▶ [Instructions to follow] Quote all of the data below exactly, please.

▶ [Entries]
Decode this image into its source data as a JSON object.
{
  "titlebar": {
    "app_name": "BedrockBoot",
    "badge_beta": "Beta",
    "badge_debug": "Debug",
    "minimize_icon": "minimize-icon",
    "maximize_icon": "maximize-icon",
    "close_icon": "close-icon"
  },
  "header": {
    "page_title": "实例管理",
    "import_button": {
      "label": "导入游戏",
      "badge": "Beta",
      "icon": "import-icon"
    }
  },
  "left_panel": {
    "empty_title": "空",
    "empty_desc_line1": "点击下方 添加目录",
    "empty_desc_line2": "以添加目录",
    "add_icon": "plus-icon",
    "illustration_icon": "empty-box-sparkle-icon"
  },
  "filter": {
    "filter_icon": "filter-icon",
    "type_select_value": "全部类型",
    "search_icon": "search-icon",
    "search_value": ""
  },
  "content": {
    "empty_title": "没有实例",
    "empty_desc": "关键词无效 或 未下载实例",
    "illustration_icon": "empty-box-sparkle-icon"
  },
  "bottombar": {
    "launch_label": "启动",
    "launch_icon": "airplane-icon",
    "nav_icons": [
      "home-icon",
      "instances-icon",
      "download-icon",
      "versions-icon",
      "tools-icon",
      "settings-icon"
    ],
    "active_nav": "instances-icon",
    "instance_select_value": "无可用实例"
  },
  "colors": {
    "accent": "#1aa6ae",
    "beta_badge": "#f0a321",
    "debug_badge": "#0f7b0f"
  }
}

▶ [Written answer]
Decode this image into its source data as a JSON object.
{
  "titlebar": {
    "app_name": "BedrockBoot",
    "badge_beta": "Beta",
    "badge_debug": "Debug",
    "minimize_icon": "minimize-icon",
    "maximize_icon": "maximize-icon",
    "close_icon": "close-icon"
  },
  "header": {
    "page_title": "实例管理",
    "import_button": {
      "label": "导入游戏",
      "badge": "Beta",
      "icon": "import-icon"
    }
  },
  "left_panel": {
    "empty_title": "空",
    "empty_desc_line1": "点击下方 添加目录",
    "empty_desc_line2": "以添加目录",
    "add_icon": "plus-icon",
    "illustration_icon": "empty-box-sparkle-icon"
  },
  "filter": {
    "filter_icon": "filter-icon",
    "type_select_value": "全部类型",
    "search_icon": "search-icon",
    "search_value": ""
  },
  "content": {
    "empty_title": "没有实例",
    "empty_desc": "关键词无效 或 未下载实例",
    "illustration_icon": "empty-box-sparkle-icon"
  },
  "bottombar": {
    "launch_label": "启动",
    "launch_icon": "airplane-icon",
    "nav_icons": [
      "home-icon",
      "instances-icon",
      "download-icon",
      "versions-icon",
      "tools-icon",
      "settings-icon"
    ],
    "active_nav": "instances-icon",
    "instance_select_value": "无可用实例"
  },
  "colors": {
    "accent": "#1aa6ae",
    "beta_badge": "#f0a321",
    "debug_badge": "#0f7b0f"
  }
}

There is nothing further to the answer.